* THE REQUEST *
Reproduce all entries verbatim, with nothing added or dropped.
** START **
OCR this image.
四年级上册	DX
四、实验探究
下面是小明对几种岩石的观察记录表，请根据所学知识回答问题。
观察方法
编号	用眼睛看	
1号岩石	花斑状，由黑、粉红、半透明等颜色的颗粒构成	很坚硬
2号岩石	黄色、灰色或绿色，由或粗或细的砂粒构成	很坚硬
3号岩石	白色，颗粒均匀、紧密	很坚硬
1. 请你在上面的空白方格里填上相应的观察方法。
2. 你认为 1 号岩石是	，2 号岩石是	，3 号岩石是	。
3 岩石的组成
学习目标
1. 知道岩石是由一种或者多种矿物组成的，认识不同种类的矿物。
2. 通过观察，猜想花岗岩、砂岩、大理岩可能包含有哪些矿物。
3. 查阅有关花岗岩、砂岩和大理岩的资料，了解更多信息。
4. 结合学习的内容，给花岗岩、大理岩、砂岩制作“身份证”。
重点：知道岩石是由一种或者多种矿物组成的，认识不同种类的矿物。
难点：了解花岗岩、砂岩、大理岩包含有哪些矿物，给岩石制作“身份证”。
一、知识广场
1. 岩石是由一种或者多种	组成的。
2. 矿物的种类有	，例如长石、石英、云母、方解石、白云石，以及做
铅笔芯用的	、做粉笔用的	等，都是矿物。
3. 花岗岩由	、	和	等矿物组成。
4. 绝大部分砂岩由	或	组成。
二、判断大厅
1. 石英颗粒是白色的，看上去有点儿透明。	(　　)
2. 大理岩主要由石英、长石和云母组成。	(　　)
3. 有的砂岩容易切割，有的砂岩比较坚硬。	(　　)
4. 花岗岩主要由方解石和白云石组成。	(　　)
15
** END **
* PROBLEM SOLUTION *
OCR this image.
四年级上册	DX
四、实验探究
下面是小明对几种岩石的观察记录表，请根据所学知识回答问题。
观察方法
编号	用眼睛看	
1号岩石	花斑状，由黑、粉红、半透明等颜色的颗粒构成	很坚硬
2号岩石	黄色、灰色或绿色，由或粗或细的砂粒构成	很坚硬
3号岩石	白色，颗粒均匀、紧密	很坚硬
1. 请你在上面的空白方格里填上相应的观察方法。
2. 你认为 1 号岩石是	，2 号岩石是	，3 号岩石是	。
3 岩石的组成
学习目标
1. 知道岩石是由一种或者多种矿物组成的，认识不同种类的矿物。
2. 通过观察，猜想花岗岩、砂岩、大理岩可能包含有哪些矿物。
3. 查阅有关花岗岩、砂岩和大理岩的资料，了解更多信息。
4. 结合学习的内容，给花岗岩、大理岩、砂岩制作“身份证”。
重点：知道岩石是由一种或者多种矿物组成的，认识不同种类的矿物。
难点：了解花岗岩、砂岩、大理岩包含有哪些矿物，给岩石制作“身份证”。
一、知识广场
1. 岩石是由一种或者多种	组成的。
2. 矿物的种类有	，例如长石、石英、云母、方解石、白云石，以及做
铅笔芯用的	、做粉笔用的	等，都是矿物。
3. 花岗岩由	、	和	等矿物组成。
4. 绝大部分砂岩由	或	组成。
二、判断大厅
1. 石英颗粒是白色的，看上去有点儿透明。	(　　)
2. 大理岩主要由石英、长石和云母组成。	(　　)
3. 有的砂岩容易切割，有的砂岩比较坚硬。	(　　)
4. 花岗岩主要由方解石和白云石组成。	(　　)
15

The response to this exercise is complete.